(THE INPUT)
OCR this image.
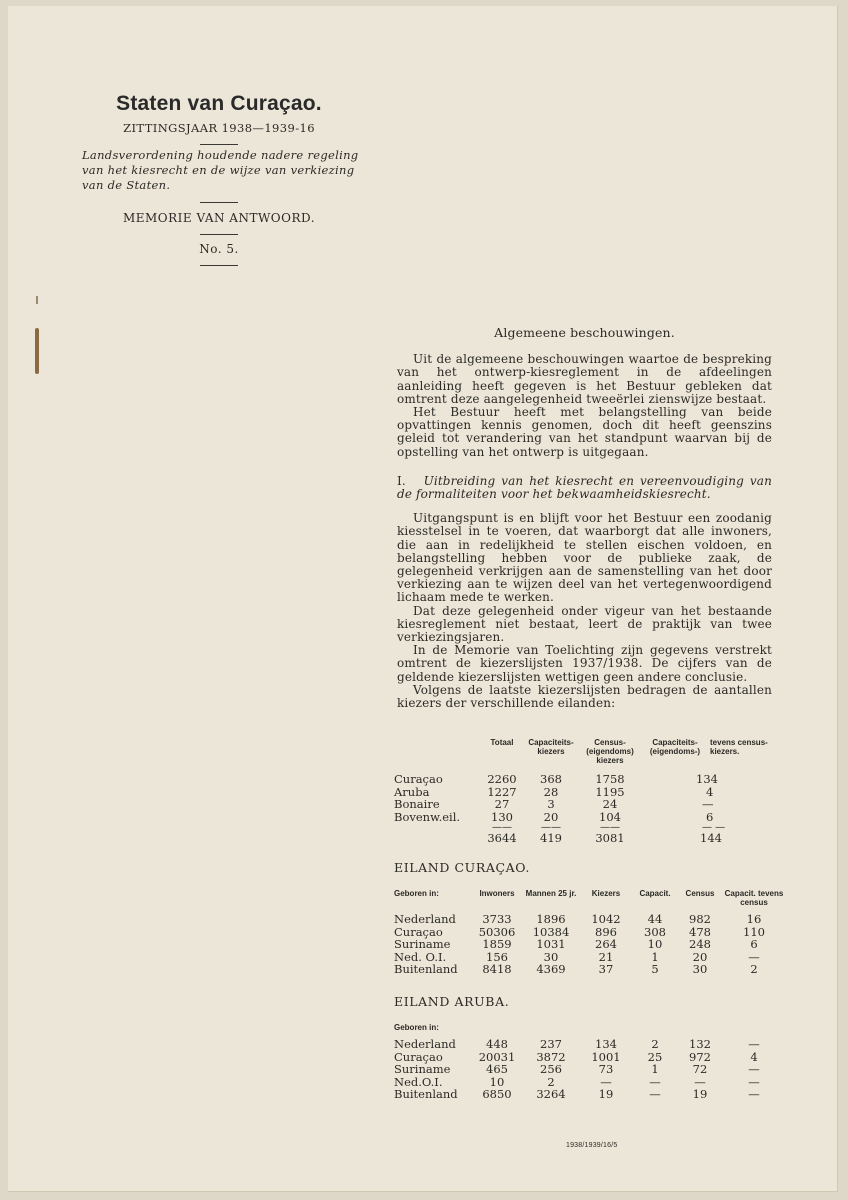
Staten van Curaçao.
ZITTINGSJAAR 1938—1939-16
Landsverordening houdende nadere regeling van het kiesrecht en de wijze van verkiezing van de Staten.
MEMORIE VAN ANTWOORD.
No. 5.

Algemeene beschouwingen.

Uit de algemeene beschouwingen waartoe de bespreking van het ontwerp-kiesreglement in de afdeelingen aanleiding heeft gegeven is het Bestuur gebleken dat omtrent deze aangelegenheid tweeërlei zienswijze bestaat.

Het Bestuur heeft met belangstelling van beide opvattingen kennis genomen, doch dit heeft geenszins geleid tot verandering van het standpunt waarvan bij de opstelling van het ontwerp is uitgegaan.

I. Uitbreiding van het kiesrecht en vereenvoudiging van de formaliteiten voor het bekwaamheidskiesrecht.

Uitgangspunt is en blijft voor het Bestuur een zoodanig kiesstelsel in te voeren, dat waarborgt dat alle inwoners, die aan in redelijkheid te stellen eischen voldoen, en belangstelling hebben voor de publieke zaak, de gelegenheid verkrijgen aan de samenstelling van het door verkiezing aan te wijzen deel van het vertegenwoordigend lichaam mede te werken.

Dat deze gelegenheid onder vigeur van het bestaande kiesreglement niet bestaat, leert de praktijk van twee verkiezingsjaren.

In de Memorie van Toelichting zijn gegevens verstrekt omtrent de kiezerslijsten 1937/1938. De cijfers van de geldende kiezerslijsten wettigen geen andere conclusie.

Volgens de laatste kiezerslijsten bedragen de aantallen kiezers der verschillende eilanden:

	Totaal	Capaciteits-kiezers	Census-(eigendoms) kiezers	Capaciteits- (eigendoms-)	tevens census-kiezers.

Curaçao	2260	368	1758	134	
Aruba	1227	28	1195	4	
Bonaire	27	3	24	—	
Bovenw.eil.	130	20	104	6	
	——	——	——	— —	
	3644	419	3081	144	
EILAND CURAÇAO.
Geboren in:	Inwoners	Mannen 25 jr.	Kiezers	Capacit.	Census	Capacit. tevens census

Nederland	3733	1896	1042	44	982	16
Curaçao	50306	10384	896	308	478	110
Suriname	1859	1031	264	10	248	6
Ned. O.I.	156	30	21	1	20	—
Buitenland	8418	4369	37	5	30	2
EILAND ARUBA.
Geboren in:						

Nederland	448	237	134	2	132	—
Curaçao	20031	3872	1001	25	972	4
Suriname	465	256	73	1	72	—
Ned.O.I.	10	2	—	—	—	—
Buitenland	6850	3264	19	—	19	—
1938/1939/16/5
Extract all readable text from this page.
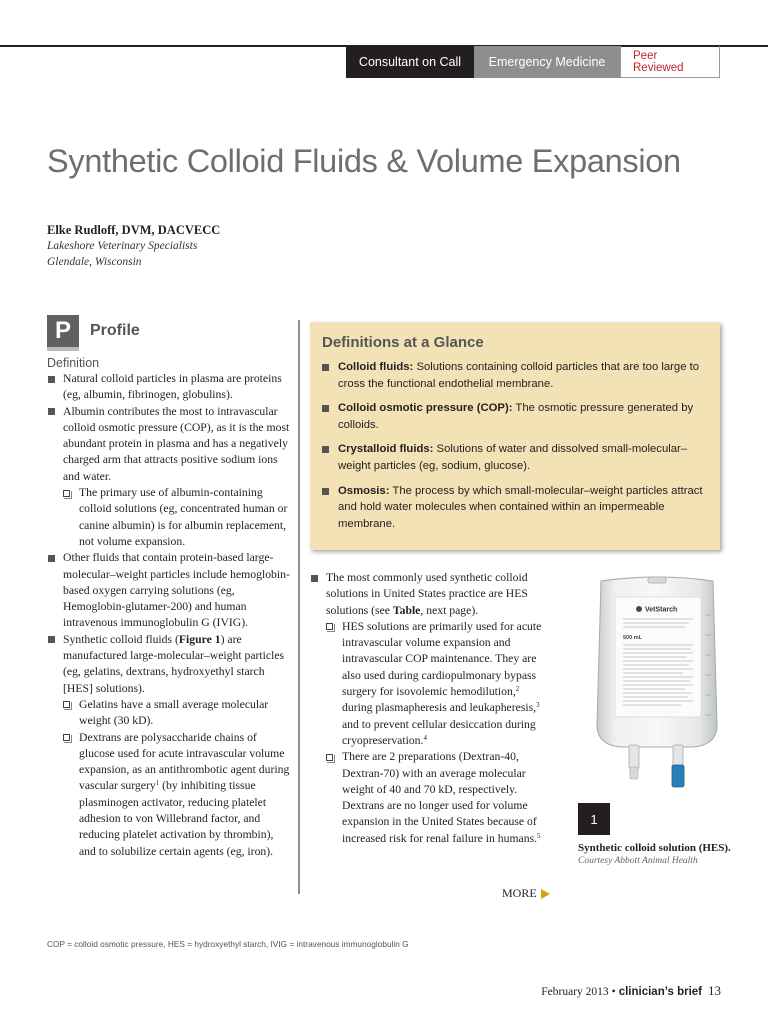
Consultant on Call	Emergency Medicine	Peer Reviewed
Synthetic Colloid Fluids & Volume Expansion
Elke Rudloff, DVM, DACVECC
Lakeshore Veterinary Specialists
Glendale, Wisconsin
P	Profile
Definition
Natural colloid particles in plasma are proteins (eg, albumin, fibrinogen, globulins).
Albumin contributes the most to intravascular colloid osmotic pressure (COP), as it is the most abundant protein in plasma and has a negatively charged arm that attracts positive sodium ions and water.
The primary use of albumin-containing colloid solutions (eg, concentrated human or canine albumin) is for albumin replacement, not volume expansion.
Other fluids that contain protein-based large-molecular–weight particles include hemoglobin-based oxygen carrying solutions (eg, Hemoglobin-glutamer-200) and human intravenous immunoglobulin G (IVIG).
Synthetic colloid fluids (Figure 1) are manufactured large-molecular–weight particles (eg, gelatins, dextrans, hydroxyethyl starch [HES] solutions).
Gelatins have a small average molecular weight (30 kD).
Dextrans are polysaccharide chains of glucose used for acute intravascular volume expansion, as an antithrombotic agent during vascular surgery$^1$ (by inhibiting tissue plasminogen activator, reducing platelet adhesion to von Willebrand factor, and reducing platelet activation by thrombin), and to solubilize certain agents (eg, iron).
Definitions at a Glance
Colloid fluids: Solutions containing colloid particles that are too large to cross the functional endothelial membrane.
Colloid osmotic pressure (COP): The osmotic pressure generated by colloids.
Crystalloid fluids: Solutions of water and dissolved small-molecular–weight particles (eg, sodium, glucose).
Osmosis: The process by which small-molecular–weight particles attract and hold water molecules when contained within an impermeable membrane.
The most commonly used synthetic colloid solutions in United States practice are HES solutions (see Table, next page).
HES solutions are primarily used for acute intravascular volume expansion and intravascular COP maintenance. They are also used during cardiopulmonary bypass surgery for isovolemic hemodilution,$^2$ during plasmapheresis and leukapheresis,$^3$ and to prevent cellular desiccation during cryopreservation.$^4$
There are 2 preparations (Dextran-40, Dextran-70) with an average molecular weight of 40 and 70 kD, respectively. Dextrans are no longer used for volume expansion in the United States because of increased risk for renal failure in humans.$^5$
VetStarch
500 mL
1
Synthetic colloid solution (HES).
Courtesy Abbott Animal Health
MORE
COP = colloid osmotic pressure, HES = hydroxyethyl starch, IVIG = intravenous immunoglobulin G
February 2013 • clinician’s brief 13
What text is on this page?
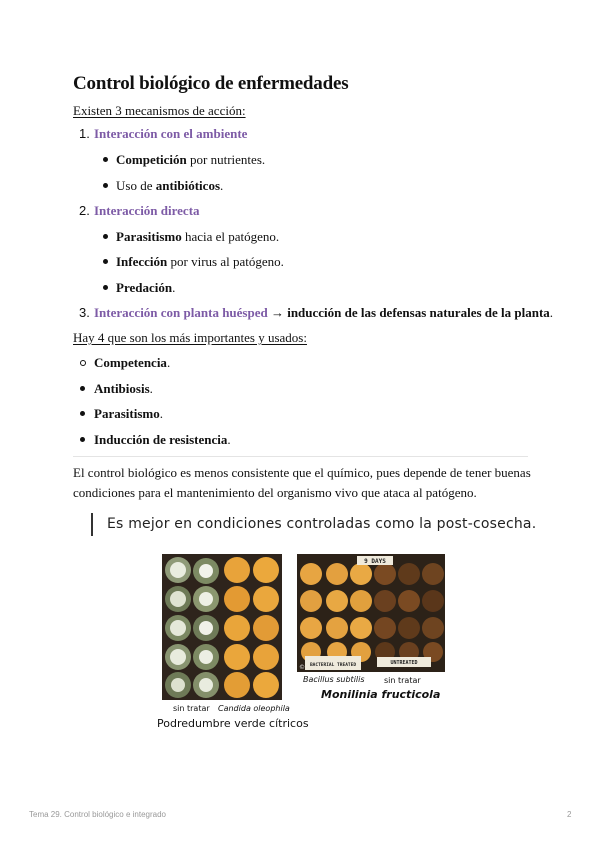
Control biológico de enfermedades
Existen 3 mecanismos de acción:
1. Interacción con el ambiente
Competición por nutrientes.
Uso de antibióticos.
2. Interacción directa
Parasitismo hacia el patógeno.
Infección por virus al patógeno.
Predación.
3. Interacción con planta huésped → inducción de las defensas naturales de la planta.
Hay 4 que son los más importantes y usados:
Competencia.
Antibiosis.
Parasitismo.
Inducción de resistencia.
El control biológico es menos consistente que el químico, pues depende de tener buenas condiciones para el mantenimiento del organismo vivo que ataca al patógeno.
Es mejor en condiciones controladas como la post-cosecha.
sin tratar Candida oleophila
Podredumbre verde cítricos
9 DAYS
BACTERIAL TREATED	UNTREATED
©
Bacillus subtilis sin tratar
Monilinia fructicola
Tema 29. Control biológico e integrado	2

(WHAT YOU NEED TO DO) Output the entries above exactly. Drop the pictures.

(SOLUTION FOR THIS TASK)
OCR this image.
Staten van Curaçao.
ZITTINGSJAAR 1938—1939-16
Landsverordening houdende nadere regeling van het kiesrecht en de wijze van verkiezing van de Staten.
MEMORIE VAN ANTWOORD.
No. 5.

Algemeene beschouwingen.

Uit de algemeene beschouwingen waartoe de bespreking van het ontwerp-kiesreglement in de afdeelingen aanleiding heeft gegeven is het Bestuur gebleken dat omtrent deze aangelegenheid tweeërlei zienswijze bestaat.

Het Bestuur heeft met belangstelling van beide opvattingen kennis genomen, doch dit heeft geenszins geleid tot verandering van het standpunt waarvan bij de opstelling van het ontwerp is uitgegaan.

I. Uitbreiding van het kiesrecht en vereenvoudiging van de formaliteiten voor het bekwaamheidskiesrecht.

Uitgangspunt is en blijft voor het Bestuur een zoodanig kiesstelsel in te voeren, dat waarborgt dat alle inwoners, die aan in redelijkheid te stellen eischen voldoen, en belangstelling hebben voor de publieke zaak, de gelegenheid verkrijgen aan de samenstelling van het door verkiezing aan te wijzen deel van het vertegenwoordigend lichaam mede te werken.

Dat deze gelegenheid onder vigeur van het bestaande kiesreglement niet bestaat, leert de praktijk van twee verkiezingsjaren.

In de Memorie van Toelichting zijn gegevens verstrekt omtrent de kiezerslijsten 1937/1938. De cijfers van de geldende kiezerslijsten wettigen geen andere conclusie.

Volgens de laatste kiezerslijsten bedragen de aantallen kiezers der verschillende eilanden:

	Totaal	Capaciteits-kiezers	Census-(eigendoms) kiezers	Capaciteits- (eigendoms-)	tevens census-kiezers.

Curaçao	2260	368	1758	134	
Aruba	1227	28	1195	4	
Bonaire	27	3	24	—	
Bovenw.eil.	130	20	104	6	
	——	——	——	— —	
	3644	419	3081	144	
EILAND CURAÇAO.
Geboren in:	Inwoners	Mannen 25 jr.	Kiezers	Capacit.	Census	Capacit. tevens census

Nederland	3733	1896	1042	44	982	16
Curaçao	50306	10384	896	308	478	110
Suriname	1859	1031	264	10	248	6
Ned. O.I.	156	30	21	1	20	—
Buitenland	8418	4369	37	5	30	2
EILAND ARUBA.
Geboren in:						

Nederland	448	237	134	2	132	—
Curaçao	20031	3872	1001	25	972	4
Suriname	465	256	73	1	72	—
Ned.O.I.	10	2	—	—	—	—
Buitenland	6850	3264	19	—	19	—
1938/1939/16/5
Extract all readable text from this page.
Consultant on Call	Emergency Medicine	Peer Reviewed
Synthetic Colloid Fluids & Volume Expansion
Elke Rudloff, DVM, DACVECC
Lakeshore Veterinary Specialists
Glendale, Wisconsin
P	Profile
Definition
Natural colloid particles in plasma are proteins (eg, albumin, fibrinogen, globulins).
Albumin contributes the most to intravascular colloid osmotic pressure (COP), as it is the most abundant protein in plasma and has a negatively charged arm that attracts positive sodium ions and water.
The primary use of albumin-containing colloid solutions (eg, concentrated human or canine albumin) is for albumin replacement, not volume expansion.
Other fluids that contain protein-based large-molecular–weight particles include hemoglobin-based oxygen carrying solutions (eg, Hemoglobin-glutamer-200) and human intravenous immunoglobulin G (IVIG).
Synthetic colloid fluids (Figure 1) are manufactured large-molecular–weight particles (eg, gelatins, dextrans, hydroxyethyl starch [HES] solutions).
Gelatins have a small average molecular weight (30 kD).
Dextrans are polysaccharide chains of glucose used for acute intravascular volume expansion, as an antithrombotic agent during vascular surgery$^1$ (by inhibiting tissue plasminogen activator, reducing platelet adhesion to von Willebrand factor, and reducing platelet activation by thrombin), and to solubilize certain agents (eg, iron).
Definitions at a Glance
Colloid fluids: Solutions containing colloid particles that are too large to cross the functional endothelial membrane.
Colloid osmotic pressure (COP): The osmotic pressure generated by colloids.
Crystalloid fluids: Solutions of water and dissolved small-molecular–weight particles (eg, sodium, glucose).
Osmosis: The process by which small-molecular–weight particles attract and hold water molecules when contained within an impermeable membrane.
The most commonly used synthetic colloid solutions in United States practice are HES solutions (see Table, next page).
HES solutions are primarily used for acute intravascular volume expansion and intravascular COP maintenance. They are also used during cardiopulmonary bypass surgery for isovolemic hemodilution,$^2$ during plasmapheresis and leukapheresis,$^3$ and to prevent cellular desiccation during cryopreservation.$^4$
There are 2 preparations (Dextran-40, Dextran-70) with an average molecular weight of 40 and 70 kD, respectively. Dextrans are no longer used for volume expansion in the United States because of increased risk for renal failure in humans.$^5$
VetStarch
500 mL
1
Synthetic colloid solution (HES).
Courtesy Abbott Animal Health
MORE
COP = colloid osmotic pressure, HES = hydroxyethyl starch, IVIG = intravenous immunoglobulin G
February 2013 • clinician’s brief 13
What text is on this page?
Control biológico de enfermedades
Existen 3 mecanismos de acción:
1. Interacción con el ambiente
Competición por nutrientes.
Uso de antibióticos.
2. Interacción directa
Parasitismo hacia el patógeno.
Infección por virus al patógeno.
Predación.
3. Interacción con planta huésped → inducción de las defensas naturales de la planta.
Hay 4 que son los más importantes y usados:
Competencia.
Antibiosis.
Parasitismo.
Inducción de resistencia.
El control biológico es menos consistente que el químico, pues depende de tener buenas condiciones para el mantenimiento del organismo vivo que ataca al patógeno.
Es mejor en condiciones controladas como la post-cosecha.
sin tratar Candida oleophila
Podredumbre verde cítricos
9 DAYS
BACTERIAL TREATED	UNTREATED
©
Bacillus subtilis sin tratar
Monilinia fructicola
Tema 29. Control biológico e integrado	2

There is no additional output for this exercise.